# start of EXERCISE INPUT

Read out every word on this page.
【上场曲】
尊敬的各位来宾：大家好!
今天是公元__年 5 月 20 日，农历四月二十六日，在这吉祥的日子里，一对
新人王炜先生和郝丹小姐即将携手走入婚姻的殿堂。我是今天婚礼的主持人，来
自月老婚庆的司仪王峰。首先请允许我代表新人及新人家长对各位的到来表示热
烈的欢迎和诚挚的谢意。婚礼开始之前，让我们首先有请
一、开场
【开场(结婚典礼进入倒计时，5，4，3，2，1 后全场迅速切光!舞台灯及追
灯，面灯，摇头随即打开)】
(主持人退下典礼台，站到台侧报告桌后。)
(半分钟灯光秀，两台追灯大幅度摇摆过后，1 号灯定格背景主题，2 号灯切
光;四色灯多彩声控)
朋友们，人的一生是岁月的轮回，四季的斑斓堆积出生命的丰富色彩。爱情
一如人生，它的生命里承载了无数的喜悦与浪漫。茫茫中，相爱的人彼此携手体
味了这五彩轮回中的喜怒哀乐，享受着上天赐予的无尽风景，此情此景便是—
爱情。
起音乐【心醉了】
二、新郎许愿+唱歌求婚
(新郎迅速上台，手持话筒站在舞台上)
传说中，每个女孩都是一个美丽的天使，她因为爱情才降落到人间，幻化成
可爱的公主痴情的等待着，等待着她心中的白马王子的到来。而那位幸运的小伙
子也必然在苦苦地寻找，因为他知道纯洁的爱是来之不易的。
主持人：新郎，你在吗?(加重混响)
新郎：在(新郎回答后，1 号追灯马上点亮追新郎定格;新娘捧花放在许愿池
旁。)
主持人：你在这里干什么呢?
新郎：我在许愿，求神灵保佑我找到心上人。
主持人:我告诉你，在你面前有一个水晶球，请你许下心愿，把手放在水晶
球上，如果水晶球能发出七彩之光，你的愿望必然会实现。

# end of EXERCISE INPUT

DESCRIPTION OF THE TASK =
Copy the material above, line for line.

SOLVED PROBLEM =
Read out every word on this page.
【上场曲】
尊敬的各位来宾：大家好!
今天是公元__年 5 月 20 日，农历四月二十六日，在这吉祥的日子里，一对
新人王炜先生和郝丹小姐即将携手走入婚姻的殿堂。我是今天婚礼的主持人，来
自月老婚庆的司仪王峰。首先请允许我代表新人及新人家长对各位的到来表示热
烈的欢迎和诚挚的谢意。婚礼开始之前，让我们首先有请
一、开场
【开场(结婚典礼进入倒计时，5，4，3，2，1 后全场迅速切光!舞台灯及追
灯，面灯，摇头随即打开)】
(主持人退下典礼台，站到台侧报告桌后。)
(半分钟灯光秀，两台追灯大幅度摇摆过后，1 号灯定格背景主题，2 号灯切
光;四色灯多彩声控)
朋友们，人的一生是岁月的轮回，四季的斑斓堆积出生命的丰富色彩。爱情
一如人生，它的生命里承载了无数的喜悦与浪漫。茫茫中，相爱的人彼此携手体
味了这五彩轮回中的喜怒哀乐，享受着上天赐予的无尽风景，此情此景便是—
爱情。
起音乐【心醉了】
二、新郎许愿+唱歌求婚
(新郎迅速上台，手持话筒站在舞台上)
传说中，每个女孩都是一个美丽的天使，她因为爱情才降落到人间，幻化成
可爱的公主痴情的等待着，等待着她心中的白马王子的到来。而那位幸运的小伙
子也必然在苦苦地寻找，因为他知道纯洁的爱是来之不易的。
主持人：新郎，你在吗?(加重混响)
新郎：在(新郎回答后，1 号追灯马上点亮追新郎定格;新娘捧花放在许愿池
旁。)
主持人：你在这里干什么呢?
新郎：我在许愿，求神灵保佑我找到心上人。
主持人:我告诉你，在你面前有一个水晶球，请你许下心愿，把手放在水晶
球上，如果水晶球能发出七彩之光，你的愿望必然会实现。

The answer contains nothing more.